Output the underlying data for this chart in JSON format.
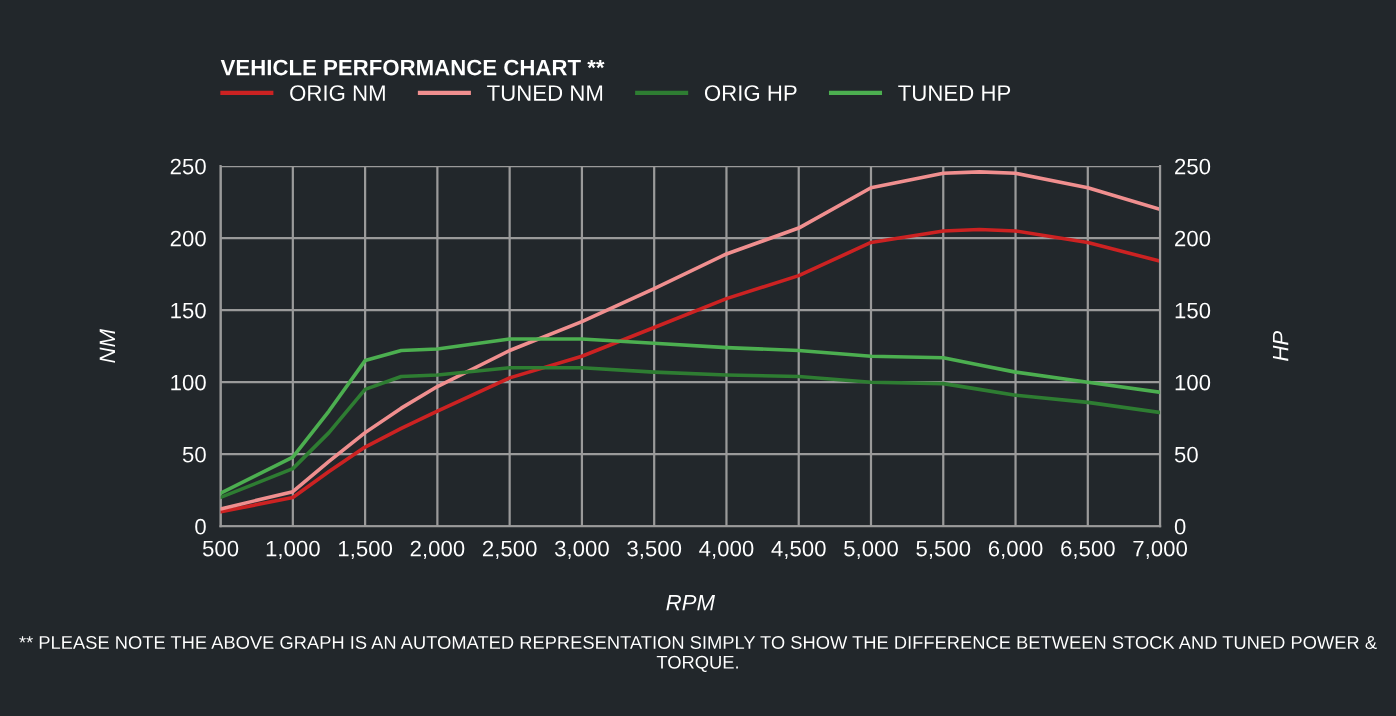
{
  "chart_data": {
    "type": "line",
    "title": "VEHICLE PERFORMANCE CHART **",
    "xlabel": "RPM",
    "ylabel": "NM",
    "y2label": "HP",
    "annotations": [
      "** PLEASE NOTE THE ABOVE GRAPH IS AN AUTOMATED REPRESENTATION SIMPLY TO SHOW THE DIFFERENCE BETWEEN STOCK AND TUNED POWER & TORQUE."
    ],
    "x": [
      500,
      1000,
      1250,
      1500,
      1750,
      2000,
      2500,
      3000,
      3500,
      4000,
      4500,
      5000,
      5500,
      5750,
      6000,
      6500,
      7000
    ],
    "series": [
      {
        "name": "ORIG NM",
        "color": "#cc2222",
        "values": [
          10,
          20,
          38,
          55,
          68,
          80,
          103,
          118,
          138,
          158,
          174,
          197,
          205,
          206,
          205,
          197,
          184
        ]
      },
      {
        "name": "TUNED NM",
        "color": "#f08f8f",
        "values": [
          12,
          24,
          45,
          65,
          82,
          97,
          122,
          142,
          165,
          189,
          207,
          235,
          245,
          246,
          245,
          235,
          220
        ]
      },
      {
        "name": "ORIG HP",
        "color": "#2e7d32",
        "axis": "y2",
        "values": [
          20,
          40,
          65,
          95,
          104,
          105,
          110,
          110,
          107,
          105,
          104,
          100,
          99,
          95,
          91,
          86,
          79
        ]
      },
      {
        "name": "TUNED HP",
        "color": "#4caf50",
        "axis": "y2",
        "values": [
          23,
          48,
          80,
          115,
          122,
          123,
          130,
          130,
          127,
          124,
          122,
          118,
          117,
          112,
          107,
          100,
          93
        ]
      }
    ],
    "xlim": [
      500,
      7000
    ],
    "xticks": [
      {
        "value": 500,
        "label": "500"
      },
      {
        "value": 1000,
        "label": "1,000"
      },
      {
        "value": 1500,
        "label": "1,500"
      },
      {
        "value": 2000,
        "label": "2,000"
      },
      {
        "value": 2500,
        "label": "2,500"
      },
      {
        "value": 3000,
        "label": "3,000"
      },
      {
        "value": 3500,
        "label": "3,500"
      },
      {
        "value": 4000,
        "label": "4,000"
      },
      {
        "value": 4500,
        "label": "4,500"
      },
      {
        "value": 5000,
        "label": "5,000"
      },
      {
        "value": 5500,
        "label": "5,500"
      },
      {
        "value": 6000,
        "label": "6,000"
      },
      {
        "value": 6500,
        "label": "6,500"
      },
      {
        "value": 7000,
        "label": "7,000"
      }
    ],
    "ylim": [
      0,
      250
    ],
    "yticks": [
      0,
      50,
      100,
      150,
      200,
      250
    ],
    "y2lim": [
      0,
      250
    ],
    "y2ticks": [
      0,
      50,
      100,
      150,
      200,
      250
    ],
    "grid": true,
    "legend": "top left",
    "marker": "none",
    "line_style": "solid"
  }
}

--------------------

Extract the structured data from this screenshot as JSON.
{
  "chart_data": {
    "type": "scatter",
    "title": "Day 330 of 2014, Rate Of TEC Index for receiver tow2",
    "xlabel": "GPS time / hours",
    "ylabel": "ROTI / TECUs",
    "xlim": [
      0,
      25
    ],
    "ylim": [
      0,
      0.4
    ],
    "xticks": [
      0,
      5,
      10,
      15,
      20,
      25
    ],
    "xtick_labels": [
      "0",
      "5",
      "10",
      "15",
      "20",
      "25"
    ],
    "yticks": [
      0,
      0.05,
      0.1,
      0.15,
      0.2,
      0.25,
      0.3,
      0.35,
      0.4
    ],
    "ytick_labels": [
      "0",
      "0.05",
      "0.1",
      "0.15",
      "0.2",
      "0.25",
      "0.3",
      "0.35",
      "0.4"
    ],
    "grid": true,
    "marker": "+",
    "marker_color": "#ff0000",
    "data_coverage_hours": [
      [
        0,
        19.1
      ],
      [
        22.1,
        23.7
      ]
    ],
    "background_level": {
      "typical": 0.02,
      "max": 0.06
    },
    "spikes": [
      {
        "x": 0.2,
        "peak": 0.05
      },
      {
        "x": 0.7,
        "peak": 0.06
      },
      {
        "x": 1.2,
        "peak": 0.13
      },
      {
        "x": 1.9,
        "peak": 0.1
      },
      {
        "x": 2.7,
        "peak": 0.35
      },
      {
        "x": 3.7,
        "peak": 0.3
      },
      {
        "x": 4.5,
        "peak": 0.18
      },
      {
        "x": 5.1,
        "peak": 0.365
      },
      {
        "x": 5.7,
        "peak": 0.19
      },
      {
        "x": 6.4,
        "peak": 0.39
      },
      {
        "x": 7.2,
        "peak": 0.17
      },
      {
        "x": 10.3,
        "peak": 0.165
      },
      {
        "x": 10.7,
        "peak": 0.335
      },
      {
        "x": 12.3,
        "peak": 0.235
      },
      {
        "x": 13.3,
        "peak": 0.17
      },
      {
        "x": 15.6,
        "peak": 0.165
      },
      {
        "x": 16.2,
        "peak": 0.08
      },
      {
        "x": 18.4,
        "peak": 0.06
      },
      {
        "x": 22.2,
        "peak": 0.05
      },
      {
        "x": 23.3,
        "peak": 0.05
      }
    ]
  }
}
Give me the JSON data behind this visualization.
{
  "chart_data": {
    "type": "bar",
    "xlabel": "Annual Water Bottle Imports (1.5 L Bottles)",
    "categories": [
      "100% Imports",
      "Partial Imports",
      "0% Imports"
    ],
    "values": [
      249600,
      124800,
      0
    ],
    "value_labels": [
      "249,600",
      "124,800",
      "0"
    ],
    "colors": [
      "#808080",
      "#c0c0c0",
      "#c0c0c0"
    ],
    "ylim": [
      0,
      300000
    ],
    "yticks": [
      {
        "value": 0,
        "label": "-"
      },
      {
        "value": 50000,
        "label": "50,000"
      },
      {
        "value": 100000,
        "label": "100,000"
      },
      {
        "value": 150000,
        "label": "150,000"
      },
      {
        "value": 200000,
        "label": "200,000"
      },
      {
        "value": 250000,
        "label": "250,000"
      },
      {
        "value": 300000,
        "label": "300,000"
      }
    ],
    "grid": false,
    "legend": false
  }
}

--------------------

◆ Directions ◆
From the records above, copy every line that holds the word "name".

◆ Answer for the task ◆
        "name": "ORIG NM",
        "name": "TUNED NM",
        "name": "ORIG HP",
        "name": "TUNED HP",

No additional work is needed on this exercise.